» **Data records**
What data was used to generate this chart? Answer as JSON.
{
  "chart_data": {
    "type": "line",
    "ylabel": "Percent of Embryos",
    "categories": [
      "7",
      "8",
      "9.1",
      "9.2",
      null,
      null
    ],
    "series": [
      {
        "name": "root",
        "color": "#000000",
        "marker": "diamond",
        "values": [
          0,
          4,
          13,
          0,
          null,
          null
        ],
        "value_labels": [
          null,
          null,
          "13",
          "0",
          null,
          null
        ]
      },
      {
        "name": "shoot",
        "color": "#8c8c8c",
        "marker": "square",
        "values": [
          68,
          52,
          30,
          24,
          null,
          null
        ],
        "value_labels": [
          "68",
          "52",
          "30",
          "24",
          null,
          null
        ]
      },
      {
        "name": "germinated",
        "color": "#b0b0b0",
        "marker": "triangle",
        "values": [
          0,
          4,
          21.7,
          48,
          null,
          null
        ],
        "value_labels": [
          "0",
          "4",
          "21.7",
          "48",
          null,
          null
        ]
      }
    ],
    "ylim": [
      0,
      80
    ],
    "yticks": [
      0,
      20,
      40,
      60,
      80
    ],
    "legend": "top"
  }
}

--

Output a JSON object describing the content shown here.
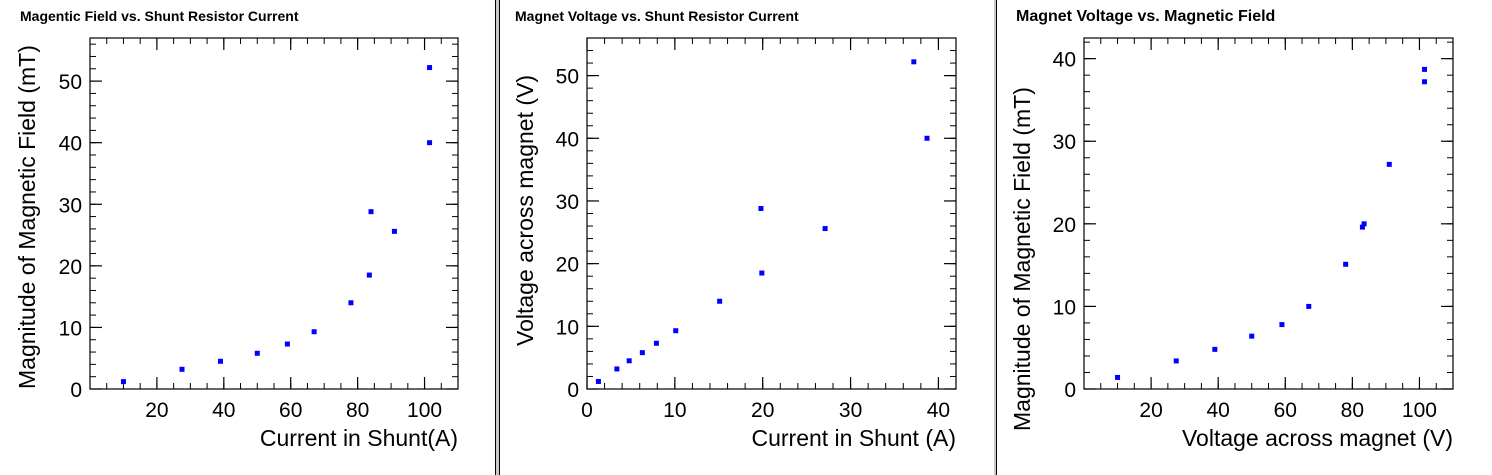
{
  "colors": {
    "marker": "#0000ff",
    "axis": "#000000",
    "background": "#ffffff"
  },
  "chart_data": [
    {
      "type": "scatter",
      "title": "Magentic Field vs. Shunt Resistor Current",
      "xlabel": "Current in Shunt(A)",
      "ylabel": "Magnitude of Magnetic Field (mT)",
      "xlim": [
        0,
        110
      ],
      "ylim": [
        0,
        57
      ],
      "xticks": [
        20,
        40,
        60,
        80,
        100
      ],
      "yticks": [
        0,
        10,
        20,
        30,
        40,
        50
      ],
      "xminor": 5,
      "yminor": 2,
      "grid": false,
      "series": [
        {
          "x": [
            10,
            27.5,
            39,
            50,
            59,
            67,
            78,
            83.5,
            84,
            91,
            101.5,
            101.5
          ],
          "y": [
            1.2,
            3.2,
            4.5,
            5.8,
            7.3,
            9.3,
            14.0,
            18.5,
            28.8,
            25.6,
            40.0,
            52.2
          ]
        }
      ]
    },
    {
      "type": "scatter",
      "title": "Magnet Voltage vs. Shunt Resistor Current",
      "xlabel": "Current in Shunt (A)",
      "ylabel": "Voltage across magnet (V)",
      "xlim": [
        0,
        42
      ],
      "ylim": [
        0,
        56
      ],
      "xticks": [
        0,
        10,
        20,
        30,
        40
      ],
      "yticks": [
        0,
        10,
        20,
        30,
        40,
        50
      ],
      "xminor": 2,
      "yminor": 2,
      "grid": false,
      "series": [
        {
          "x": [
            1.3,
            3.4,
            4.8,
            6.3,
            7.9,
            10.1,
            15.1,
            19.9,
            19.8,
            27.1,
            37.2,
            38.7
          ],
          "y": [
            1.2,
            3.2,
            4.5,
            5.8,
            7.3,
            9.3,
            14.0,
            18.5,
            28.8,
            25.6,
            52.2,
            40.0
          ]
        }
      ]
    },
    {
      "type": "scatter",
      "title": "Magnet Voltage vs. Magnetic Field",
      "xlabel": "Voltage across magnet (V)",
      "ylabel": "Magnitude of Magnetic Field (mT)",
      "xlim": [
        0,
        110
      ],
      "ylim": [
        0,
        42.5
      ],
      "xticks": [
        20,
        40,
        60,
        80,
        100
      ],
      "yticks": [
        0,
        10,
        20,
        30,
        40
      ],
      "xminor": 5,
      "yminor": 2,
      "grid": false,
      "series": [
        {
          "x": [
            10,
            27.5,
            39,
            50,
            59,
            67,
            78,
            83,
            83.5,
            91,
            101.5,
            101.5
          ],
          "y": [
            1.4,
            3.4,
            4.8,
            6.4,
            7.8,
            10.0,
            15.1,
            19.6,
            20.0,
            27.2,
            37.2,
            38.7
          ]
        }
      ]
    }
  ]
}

» **Task details**
Locate the word "title" in the records above, and return each line that has it.

» **Expected answer**
      "title": "Magentic Field vs. Shunt Resistor Current",
      "title": "Magnet Voltage vs. Shunt Resistor Current",
      "title": "Magnet Voltage vs. Magnetic Field",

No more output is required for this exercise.